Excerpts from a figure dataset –

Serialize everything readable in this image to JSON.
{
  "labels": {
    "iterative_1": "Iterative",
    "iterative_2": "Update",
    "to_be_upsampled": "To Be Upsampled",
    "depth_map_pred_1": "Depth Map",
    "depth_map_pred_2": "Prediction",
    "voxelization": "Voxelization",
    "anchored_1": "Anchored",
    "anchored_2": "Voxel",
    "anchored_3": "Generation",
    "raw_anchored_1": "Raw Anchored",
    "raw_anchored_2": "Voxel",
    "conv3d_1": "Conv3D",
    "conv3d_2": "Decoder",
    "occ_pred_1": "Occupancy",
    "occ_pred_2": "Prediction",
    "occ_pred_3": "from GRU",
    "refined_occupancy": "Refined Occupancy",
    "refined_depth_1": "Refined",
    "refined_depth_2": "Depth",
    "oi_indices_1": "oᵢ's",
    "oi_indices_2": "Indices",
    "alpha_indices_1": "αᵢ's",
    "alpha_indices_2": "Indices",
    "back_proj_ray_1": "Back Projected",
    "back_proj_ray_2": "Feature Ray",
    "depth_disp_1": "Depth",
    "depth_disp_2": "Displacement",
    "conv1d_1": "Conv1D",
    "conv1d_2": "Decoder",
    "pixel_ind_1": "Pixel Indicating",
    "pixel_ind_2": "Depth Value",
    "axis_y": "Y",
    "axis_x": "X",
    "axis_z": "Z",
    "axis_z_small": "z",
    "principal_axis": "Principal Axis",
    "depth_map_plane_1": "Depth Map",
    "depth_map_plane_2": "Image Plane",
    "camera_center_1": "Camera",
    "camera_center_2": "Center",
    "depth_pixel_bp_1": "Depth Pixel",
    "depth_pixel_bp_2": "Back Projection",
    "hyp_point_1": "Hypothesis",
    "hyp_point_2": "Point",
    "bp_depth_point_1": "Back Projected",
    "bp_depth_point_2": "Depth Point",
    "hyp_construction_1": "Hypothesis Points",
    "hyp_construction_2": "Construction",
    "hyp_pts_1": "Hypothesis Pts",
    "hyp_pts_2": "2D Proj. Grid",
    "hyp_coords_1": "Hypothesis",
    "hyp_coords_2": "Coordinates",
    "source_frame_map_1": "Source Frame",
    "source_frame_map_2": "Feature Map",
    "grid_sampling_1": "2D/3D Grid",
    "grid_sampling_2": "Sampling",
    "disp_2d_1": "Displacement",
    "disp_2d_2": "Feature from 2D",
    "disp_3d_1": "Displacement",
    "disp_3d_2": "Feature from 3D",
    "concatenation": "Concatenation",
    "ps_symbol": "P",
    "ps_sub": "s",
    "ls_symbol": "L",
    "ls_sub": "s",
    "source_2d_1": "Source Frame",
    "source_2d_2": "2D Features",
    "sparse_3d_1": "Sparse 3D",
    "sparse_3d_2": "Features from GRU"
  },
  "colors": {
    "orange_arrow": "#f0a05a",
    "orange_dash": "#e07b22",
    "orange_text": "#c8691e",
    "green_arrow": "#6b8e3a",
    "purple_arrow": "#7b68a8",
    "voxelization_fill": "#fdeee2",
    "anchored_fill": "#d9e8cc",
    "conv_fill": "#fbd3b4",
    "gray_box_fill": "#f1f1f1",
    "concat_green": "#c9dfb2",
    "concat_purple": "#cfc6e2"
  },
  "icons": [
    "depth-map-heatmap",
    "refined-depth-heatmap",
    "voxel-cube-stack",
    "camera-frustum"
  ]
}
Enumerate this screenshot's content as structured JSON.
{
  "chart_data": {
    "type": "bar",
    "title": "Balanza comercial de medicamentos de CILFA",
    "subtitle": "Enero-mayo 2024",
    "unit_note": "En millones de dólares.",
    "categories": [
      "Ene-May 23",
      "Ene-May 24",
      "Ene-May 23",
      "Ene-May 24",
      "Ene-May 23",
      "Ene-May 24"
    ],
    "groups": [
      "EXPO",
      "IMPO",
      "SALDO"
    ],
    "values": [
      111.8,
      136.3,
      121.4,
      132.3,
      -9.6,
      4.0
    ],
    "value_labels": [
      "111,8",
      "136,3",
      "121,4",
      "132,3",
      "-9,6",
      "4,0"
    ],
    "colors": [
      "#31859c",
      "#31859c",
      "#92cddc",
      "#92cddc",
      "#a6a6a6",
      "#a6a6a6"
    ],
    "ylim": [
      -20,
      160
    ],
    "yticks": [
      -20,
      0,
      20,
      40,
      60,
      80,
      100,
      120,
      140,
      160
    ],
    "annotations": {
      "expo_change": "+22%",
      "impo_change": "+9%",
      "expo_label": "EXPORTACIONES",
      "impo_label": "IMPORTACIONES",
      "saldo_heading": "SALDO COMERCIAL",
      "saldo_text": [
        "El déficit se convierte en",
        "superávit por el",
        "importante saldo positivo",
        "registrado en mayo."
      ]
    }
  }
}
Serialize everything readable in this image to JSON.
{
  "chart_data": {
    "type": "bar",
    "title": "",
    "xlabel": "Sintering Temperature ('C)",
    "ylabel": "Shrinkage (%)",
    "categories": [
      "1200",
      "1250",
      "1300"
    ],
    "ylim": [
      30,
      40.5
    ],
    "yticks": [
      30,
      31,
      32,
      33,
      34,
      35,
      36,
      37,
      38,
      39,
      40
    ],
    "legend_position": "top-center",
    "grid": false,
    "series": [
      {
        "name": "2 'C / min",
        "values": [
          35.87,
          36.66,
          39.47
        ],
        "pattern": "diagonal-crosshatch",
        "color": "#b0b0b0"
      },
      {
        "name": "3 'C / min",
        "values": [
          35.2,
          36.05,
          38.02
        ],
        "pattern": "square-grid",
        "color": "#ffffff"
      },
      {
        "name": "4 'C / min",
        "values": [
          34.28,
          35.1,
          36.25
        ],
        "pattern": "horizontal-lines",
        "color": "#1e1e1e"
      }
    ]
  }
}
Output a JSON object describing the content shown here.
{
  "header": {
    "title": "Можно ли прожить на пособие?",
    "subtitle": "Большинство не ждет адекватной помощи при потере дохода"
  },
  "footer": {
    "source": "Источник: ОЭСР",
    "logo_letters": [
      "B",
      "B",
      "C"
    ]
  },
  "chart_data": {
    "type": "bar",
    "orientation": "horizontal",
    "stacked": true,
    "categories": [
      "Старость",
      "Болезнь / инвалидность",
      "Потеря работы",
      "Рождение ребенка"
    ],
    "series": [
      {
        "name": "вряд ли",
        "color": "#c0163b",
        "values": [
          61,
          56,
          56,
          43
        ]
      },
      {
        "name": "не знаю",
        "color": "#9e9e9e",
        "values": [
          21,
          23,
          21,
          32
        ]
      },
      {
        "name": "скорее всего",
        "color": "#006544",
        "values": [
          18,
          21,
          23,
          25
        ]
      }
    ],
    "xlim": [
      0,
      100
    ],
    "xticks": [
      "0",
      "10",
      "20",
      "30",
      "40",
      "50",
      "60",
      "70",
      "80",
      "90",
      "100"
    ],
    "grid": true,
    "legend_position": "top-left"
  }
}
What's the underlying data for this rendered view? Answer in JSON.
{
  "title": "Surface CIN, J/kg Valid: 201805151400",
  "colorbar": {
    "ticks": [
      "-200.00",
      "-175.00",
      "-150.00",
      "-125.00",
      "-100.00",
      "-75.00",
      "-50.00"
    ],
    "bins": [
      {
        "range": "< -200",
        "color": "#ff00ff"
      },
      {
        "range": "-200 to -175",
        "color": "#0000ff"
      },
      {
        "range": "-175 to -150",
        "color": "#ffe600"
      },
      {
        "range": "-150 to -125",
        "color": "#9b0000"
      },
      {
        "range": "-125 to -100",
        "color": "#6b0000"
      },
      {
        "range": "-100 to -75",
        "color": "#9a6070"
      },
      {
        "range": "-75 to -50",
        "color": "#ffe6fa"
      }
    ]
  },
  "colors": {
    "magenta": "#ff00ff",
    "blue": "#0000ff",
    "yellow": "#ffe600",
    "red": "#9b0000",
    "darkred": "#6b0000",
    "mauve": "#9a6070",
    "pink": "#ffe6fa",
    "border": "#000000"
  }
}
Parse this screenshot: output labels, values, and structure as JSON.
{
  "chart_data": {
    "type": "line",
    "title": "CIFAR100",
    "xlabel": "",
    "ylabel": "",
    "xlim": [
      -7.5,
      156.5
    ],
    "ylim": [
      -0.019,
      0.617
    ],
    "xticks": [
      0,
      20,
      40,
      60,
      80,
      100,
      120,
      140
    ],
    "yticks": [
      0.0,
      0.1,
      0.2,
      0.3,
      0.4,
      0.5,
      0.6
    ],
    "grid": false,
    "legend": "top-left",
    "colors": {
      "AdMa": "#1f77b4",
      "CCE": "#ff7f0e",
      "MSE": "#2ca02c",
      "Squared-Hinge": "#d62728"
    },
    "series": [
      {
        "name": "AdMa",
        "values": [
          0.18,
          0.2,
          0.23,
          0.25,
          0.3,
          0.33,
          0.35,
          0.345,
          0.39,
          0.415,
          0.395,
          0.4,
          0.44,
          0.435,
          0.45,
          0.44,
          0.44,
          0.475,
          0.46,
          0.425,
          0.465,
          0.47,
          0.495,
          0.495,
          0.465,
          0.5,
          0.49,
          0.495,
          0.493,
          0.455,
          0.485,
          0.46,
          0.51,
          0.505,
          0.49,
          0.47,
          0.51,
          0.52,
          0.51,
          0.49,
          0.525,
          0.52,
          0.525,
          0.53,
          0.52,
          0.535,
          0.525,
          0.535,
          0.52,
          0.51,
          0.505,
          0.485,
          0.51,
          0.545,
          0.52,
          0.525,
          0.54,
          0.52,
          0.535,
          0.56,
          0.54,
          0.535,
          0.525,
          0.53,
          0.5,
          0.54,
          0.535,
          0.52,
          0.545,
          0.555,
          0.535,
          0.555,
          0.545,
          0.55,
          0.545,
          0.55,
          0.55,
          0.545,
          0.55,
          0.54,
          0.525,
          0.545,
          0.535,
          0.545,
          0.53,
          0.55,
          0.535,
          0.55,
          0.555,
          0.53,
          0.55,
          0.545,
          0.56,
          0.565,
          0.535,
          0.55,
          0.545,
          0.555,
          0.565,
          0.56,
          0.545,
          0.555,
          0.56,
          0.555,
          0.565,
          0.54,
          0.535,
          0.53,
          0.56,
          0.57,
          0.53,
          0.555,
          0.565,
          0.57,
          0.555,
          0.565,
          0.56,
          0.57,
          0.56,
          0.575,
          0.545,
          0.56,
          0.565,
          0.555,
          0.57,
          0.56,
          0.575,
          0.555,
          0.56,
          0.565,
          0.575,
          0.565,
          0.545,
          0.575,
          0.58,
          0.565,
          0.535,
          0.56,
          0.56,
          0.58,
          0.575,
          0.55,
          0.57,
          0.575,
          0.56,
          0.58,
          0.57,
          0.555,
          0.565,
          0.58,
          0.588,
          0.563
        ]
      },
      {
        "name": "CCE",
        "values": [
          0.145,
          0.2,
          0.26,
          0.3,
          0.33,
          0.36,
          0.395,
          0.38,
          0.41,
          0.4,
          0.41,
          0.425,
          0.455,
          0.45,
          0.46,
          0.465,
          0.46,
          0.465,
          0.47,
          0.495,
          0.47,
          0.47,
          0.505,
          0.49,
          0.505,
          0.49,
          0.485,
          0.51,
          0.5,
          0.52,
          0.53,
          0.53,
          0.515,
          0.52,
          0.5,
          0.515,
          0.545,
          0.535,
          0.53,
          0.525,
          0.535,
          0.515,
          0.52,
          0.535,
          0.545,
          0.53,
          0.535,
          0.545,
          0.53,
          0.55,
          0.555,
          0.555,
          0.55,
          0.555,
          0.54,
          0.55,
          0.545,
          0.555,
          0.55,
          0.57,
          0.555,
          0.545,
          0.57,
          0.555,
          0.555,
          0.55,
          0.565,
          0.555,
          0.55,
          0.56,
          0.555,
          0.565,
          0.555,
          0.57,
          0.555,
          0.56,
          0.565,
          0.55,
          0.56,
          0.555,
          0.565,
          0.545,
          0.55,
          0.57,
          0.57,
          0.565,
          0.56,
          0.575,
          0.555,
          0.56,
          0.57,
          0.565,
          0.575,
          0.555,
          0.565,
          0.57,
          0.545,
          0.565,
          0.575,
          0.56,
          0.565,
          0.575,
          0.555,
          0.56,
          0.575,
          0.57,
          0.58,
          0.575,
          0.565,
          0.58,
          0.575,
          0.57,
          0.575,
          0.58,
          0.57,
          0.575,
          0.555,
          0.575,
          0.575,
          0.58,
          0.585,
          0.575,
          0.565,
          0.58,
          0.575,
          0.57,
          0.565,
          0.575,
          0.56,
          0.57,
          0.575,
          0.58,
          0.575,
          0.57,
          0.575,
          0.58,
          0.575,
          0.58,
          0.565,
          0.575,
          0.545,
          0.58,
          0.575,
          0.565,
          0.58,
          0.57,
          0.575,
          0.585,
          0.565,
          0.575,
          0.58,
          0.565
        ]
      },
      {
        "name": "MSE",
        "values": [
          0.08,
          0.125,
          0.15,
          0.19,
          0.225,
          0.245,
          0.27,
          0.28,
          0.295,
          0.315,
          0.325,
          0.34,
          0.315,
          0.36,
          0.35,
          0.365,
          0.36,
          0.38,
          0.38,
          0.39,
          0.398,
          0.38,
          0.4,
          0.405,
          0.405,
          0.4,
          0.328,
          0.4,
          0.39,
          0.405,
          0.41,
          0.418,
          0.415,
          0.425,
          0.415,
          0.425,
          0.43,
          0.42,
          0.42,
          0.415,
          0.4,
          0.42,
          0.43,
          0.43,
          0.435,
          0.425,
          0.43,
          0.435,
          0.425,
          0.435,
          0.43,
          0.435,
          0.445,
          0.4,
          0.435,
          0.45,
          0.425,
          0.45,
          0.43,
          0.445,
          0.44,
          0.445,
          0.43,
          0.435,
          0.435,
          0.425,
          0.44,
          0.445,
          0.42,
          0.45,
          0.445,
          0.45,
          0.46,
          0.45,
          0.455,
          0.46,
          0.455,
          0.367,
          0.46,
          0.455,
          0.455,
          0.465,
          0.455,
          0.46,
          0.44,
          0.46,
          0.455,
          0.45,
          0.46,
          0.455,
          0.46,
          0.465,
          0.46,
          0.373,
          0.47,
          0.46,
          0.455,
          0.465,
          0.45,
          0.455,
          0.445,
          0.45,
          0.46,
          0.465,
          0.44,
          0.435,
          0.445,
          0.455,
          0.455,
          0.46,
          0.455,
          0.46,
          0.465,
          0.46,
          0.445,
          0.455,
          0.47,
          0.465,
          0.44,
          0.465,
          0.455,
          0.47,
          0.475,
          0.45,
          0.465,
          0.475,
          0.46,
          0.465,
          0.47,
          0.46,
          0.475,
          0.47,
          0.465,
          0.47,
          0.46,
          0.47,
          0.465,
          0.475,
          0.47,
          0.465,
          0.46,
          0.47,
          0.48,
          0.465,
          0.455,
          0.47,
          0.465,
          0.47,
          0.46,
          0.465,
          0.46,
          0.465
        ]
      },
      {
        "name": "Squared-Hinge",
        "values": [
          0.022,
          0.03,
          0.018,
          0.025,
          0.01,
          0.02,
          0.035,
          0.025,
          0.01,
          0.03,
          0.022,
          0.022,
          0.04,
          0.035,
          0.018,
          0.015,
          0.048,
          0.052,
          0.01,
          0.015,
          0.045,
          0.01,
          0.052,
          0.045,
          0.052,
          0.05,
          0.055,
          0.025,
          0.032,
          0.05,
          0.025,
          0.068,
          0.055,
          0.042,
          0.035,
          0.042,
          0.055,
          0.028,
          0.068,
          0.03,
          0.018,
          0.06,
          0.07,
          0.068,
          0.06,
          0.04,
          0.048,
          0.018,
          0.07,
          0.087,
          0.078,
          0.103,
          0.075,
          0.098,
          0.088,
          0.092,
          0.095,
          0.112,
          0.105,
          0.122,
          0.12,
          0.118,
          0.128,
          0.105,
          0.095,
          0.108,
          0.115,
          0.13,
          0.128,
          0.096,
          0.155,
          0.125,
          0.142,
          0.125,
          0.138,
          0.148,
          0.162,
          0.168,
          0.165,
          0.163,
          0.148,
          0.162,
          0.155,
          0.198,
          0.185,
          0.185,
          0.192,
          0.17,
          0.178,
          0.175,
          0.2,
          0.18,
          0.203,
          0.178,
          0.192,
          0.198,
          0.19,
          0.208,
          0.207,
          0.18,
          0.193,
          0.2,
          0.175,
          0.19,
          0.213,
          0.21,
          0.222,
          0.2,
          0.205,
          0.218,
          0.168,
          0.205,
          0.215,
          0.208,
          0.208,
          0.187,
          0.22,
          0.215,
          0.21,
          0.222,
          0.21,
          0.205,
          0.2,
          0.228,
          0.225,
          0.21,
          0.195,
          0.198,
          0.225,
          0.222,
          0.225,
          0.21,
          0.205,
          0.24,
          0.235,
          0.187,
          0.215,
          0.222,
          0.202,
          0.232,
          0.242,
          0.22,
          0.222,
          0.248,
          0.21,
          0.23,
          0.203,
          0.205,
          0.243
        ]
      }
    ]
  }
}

STATED GOAL –
Go through the data and gather every line that holds "subtitle".

ANSWER BELOW –
    "subtitle": "Enero-mayo 2024",
    "subtitle": "Большинство не ждет адекватной помощи при потере дохода"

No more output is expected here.